• [SUPPLIED PASSAGE]
Purification and characterization of an early-expressed polydnavirus-induced protein from the hemolymph of Manduca sexta larvae parasitized by Cotesia congregata

• Published in: Insect biochemistry and molecular biology Vol. 24; no. 7; pp. 685 - 698
• Main Authors: Harwood, Steven H., Beckage, Nancy E.
• Format: Journal Article
• Language: English
• Published: Oxford Elsevier Ltd 1994; Elsevier Science
• Subjects: Biochemistry. Physiology. Immunology; Biological and medical sciences; body Hemocytes Immune; Braconidae; Cotesia congregata; Fundamental and applied biological sciences. Psychology; Hemolymph; Host-parasite; Hymenoptera; Insecta; interactions; Invertebrates; Lepidoptera; Manduca sexta; Parasitism; Physiology. Development; Polydnavirus Viral; protein Fat; proteins Glycoprotein; Sphingidae; system Encapsulation Braconid; wasp Cotesia congregata Tobacco hornworm; Polydnavirus Viral; wasp Cotesia congregata Tobacco hornworm; body Hemocytes Immune; Hemolymph; Manduca sexta; Parasitism; protein Fat; system Encapsulation Braconid; Host-parasite; proteins Glycoprotein; interactions; Encapsulation; Insecta; Parasite; Sphingidae; Proteins; Pest; Hemocyte; Arthropoda; Lepidoptera; Braconidae; Hymenoptera; Invertebrata
• ISSN: 0965-1748; 1879-0240
• DOI: 10.1016/0965-1748(94)90056-6

Parasitism of Manduca sexta by Cotesia congregata causes major qualitative and quantitative changes in the host's hemolymph proteins, with several novel parasitism-specific proteins being expressed in newly infected larvae. This report describes evidence for the production of several early-induced proteins (EP's) all of which have subunit molecular weights in the range of 30,000–40,000 and appear in the hemolymph of M. sexta within a few hours following parasitization. Injection of purified polydnavirus into non-parasitized larvae induced production of several EP proteins, suggesting that onset of their synthesis is virally mediated. Following analysis of hemolymph proteins on 2-dimensional gels, N-terminal sequence data were obtained for three EP proteins and one was selected for further study, which was designated EP1. This protein was purified to homogeneity using gel filtration and chromatofocusing; treatment of native purified protein with glycosidases showed that EP1 was heavily glycosylated with polysaccharides of the high-mannose type and the denatured, deglycosylated protein had a subunit molecular weight of c. 33,000. The native molecular weight of EP1 was estimated by gel filtration and native gradient polyacrylamide gel electrophoresis (PAGE) c. 190,000. Western blots of hemolymph from parasitized larvae showed that the EP1 antisera detected proteins only in parasitized larvae; the antibodies showed no cross-reactivity with other proteins present in the hemolymph of non-parasitized larvae. The Western blots indicated the early protein(s) were immunologically detectable in the hemolymph from 2 to 144 h following parasitization. Slot blots using a labeled internal restriction fragment from an early protein-specific cDNA (believed to be EP1 cDNA) as probe showed that transcripts from fat body of parasitized larvae were detectable from 0.5 to 96 h post-oviposition, suggesting that synthesis of transcripts rapidly occurs. At 24 h post-oviposition, these transcripts were detected primarily in fat body and hemocytes; lower amounts were also detected in Malpighian tubules and midgut tissues.

• [GIVEN INFORMATION]

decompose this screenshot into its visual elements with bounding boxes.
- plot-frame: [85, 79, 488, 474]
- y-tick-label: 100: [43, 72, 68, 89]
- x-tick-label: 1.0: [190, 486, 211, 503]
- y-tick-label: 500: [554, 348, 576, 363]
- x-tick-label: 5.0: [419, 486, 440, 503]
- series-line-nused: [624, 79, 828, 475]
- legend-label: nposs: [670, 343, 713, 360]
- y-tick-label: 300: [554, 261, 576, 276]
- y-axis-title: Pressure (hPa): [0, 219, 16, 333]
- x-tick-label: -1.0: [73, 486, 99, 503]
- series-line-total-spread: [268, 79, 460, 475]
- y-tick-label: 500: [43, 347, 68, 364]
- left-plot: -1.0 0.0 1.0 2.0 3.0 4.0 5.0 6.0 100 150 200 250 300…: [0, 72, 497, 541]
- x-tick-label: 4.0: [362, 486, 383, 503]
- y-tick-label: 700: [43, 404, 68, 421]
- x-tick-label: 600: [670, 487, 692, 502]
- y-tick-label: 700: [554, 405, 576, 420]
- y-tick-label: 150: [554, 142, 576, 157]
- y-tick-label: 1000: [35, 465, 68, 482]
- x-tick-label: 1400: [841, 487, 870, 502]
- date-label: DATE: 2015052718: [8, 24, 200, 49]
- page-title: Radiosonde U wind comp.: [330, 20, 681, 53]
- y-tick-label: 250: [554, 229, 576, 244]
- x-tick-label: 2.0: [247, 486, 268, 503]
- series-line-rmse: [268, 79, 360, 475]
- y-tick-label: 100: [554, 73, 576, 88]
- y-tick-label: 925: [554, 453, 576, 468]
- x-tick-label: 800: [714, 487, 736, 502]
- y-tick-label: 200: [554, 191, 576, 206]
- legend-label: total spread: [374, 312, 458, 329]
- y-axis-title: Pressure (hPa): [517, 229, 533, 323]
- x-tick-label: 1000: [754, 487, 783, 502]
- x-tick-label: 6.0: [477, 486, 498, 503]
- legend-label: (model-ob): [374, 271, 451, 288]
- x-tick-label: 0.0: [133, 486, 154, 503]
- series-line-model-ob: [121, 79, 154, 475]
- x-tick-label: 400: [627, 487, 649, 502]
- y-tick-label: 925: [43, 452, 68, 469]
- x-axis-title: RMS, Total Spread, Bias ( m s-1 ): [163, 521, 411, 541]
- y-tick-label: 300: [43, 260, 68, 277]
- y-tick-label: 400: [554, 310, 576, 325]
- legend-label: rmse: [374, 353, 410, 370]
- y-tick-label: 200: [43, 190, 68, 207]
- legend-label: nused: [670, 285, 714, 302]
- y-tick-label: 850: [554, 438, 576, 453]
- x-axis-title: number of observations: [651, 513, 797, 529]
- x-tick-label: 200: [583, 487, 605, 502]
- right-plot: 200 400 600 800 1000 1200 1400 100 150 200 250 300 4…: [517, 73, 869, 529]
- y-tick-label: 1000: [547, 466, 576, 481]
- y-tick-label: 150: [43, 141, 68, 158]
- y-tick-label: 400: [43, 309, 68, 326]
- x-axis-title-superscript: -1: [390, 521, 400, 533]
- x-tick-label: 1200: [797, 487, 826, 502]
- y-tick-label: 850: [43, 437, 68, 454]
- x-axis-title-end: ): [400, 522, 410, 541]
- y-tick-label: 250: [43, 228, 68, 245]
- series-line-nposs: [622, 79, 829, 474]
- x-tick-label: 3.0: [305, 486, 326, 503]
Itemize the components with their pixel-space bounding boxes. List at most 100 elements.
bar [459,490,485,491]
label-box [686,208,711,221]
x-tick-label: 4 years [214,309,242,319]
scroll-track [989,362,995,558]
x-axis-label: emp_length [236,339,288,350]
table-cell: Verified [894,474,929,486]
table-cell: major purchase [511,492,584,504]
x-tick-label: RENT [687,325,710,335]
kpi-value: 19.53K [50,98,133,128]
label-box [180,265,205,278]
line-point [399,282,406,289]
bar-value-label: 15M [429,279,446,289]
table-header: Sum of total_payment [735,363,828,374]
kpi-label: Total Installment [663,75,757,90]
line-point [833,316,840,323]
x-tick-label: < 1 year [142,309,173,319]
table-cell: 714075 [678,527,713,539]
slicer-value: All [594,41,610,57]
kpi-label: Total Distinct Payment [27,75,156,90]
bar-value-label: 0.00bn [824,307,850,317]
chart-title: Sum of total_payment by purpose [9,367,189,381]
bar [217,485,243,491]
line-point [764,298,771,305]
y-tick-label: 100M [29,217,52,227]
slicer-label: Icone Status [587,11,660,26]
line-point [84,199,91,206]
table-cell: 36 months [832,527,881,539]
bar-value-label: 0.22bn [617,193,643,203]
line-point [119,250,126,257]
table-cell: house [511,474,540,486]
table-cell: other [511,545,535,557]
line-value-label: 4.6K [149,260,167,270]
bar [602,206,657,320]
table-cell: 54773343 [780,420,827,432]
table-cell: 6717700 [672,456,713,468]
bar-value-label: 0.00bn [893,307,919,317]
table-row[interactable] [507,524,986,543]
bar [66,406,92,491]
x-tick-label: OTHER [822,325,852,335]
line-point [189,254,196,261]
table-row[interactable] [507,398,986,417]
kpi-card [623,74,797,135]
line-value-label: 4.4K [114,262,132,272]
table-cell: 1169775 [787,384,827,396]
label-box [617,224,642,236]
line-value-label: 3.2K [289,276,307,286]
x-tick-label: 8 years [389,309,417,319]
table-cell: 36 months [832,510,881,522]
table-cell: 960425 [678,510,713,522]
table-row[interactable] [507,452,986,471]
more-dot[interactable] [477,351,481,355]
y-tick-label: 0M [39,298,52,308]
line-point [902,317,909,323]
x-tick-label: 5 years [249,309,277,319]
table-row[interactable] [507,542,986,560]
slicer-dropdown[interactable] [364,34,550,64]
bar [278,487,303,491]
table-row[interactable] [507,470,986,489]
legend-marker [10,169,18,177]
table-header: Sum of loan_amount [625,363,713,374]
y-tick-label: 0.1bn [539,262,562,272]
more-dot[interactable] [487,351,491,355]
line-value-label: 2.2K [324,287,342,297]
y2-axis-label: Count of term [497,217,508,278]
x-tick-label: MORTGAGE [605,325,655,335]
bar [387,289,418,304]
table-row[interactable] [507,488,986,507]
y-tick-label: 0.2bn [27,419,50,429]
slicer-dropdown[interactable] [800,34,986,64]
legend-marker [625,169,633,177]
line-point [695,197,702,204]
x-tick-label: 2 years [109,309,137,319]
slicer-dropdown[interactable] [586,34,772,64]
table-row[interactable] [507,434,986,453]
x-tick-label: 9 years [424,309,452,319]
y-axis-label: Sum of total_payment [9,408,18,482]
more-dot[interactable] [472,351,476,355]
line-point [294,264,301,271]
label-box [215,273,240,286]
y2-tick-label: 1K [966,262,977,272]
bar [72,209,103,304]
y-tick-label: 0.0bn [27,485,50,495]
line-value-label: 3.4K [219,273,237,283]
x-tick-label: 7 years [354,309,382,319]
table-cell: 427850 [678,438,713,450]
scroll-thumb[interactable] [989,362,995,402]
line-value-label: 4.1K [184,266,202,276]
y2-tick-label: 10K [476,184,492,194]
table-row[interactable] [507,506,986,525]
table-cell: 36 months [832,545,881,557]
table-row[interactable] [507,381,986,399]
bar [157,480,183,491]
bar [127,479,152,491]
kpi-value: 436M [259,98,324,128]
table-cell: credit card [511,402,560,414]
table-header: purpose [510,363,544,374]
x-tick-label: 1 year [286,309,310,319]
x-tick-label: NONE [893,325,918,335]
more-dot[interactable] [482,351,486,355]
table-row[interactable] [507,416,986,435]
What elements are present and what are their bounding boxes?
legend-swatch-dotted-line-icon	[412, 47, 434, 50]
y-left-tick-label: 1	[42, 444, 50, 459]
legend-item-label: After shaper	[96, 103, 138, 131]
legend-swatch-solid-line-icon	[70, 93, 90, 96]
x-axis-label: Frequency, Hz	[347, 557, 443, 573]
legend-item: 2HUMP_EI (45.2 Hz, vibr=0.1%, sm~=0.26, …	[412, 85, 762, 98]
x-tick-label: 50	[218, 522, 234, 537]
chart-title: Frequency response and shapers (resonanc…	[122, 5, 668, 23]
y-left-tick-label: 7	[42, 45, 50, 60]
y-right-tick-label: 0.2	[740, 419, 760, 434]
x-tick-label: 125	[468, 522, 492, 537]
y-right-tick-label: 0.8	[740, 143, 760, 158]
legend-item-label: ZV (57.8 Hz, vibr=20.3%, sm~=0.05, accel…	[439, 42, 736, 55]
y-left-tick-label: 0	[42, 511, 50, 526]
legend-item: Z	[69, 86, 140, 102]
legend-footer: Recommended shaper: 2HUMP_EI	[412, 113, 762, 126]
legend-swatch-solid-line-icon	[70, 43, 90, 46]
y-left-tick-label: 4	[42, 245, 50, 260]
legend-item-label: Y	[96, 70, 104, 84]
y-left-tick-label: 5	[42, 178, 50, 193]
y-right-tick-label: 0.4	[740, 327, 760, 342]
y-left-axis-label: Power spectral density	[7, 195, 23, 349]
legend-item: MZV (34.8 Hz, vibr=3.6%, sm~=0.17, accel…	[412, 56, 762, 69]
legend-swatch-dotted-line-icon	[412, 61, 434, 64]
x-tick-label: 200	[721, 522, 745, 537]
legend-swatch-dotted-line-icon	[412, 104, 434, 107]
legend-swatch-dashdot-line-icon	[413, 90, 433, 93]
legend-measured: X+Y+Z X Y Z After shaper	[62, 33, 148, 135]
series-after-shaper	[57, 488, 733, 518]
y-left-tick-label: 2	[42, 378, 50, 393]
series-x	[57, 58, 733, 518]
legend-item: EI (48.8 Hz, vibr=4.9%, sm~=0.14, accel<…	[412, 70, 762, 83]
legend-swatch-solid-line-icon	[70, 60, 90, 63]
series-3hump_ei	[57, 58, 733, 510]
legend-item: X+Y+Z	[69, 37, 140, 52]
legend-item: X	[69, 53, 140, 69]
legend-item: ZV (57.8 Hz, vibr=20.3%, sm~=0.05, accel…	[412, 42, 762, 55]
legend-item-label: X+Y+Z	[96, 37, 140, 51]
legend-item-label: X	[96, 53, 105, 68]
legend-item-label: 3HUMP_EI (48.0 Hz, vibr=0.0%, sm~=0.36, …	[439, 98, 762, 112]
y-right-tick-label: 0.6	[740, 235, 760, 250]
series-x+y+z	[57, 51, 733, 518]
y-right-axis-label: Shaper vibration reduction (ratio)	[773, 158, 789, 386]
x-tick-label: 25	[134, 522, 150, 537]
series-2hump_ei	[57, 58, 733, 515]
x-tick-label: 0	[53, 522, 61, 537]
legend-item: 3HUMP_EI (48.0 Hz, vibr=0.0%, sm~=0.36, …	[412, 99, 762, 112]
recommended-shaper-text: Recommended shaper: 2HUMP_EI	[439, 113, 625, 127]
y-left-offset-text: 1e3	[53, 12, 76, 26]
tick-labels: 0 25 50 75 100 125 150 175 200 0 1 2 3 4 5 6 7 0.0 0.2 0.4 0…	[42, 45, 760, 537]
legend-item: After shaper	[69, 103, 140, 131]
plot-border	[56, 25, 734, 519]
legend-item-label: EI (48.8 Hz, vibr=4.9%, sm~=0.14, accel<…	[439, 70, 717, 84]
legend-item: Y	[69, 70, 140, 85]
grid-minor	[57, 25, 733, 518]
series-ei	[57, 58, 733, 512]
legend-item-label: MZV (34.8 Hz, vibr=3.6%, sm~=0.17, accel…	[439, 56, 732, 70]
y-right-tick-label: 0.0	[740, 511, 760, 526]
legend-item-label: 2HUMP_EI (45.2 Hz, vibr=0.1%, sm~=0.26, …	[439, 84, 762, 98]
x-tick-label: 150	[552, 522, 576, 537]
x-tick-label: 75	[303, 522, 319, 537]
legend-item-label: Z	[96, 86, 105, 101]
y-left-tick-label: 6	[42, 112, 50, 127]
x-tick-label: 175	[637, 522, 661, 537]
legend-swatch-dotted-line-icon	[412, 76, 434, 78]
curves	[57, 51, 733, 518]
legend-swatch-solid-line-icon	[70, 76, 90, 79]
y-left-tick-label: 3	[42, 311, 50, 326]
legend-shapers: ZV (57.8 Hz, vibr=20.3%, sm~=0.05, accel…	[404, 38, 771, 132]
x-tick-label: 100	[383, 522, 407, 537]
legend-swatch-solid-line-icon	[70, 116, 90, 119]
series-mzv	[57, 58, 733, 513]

• [WHAT YOU NEED TO DO] Copy the Manduca sexta hemolymph text starting with "Purification and characterization" and going on through "Beckage, Nancy E.", but swap "larvae" for "caterpillars" everywhere it occurs.

• [COMPLETED TASK]
Purification and characterization of an early-expressed polydnavirus-induced protein from the hemolymph of Manduca sexta caterpillars parasitized by Cotesia congregata

• Published in: Insect biochemistry and molecular biology Vol. 24; no. 7; pp. 685 - 698
• Main Authors: Harwood, Steven H., Beckage, Nancy E.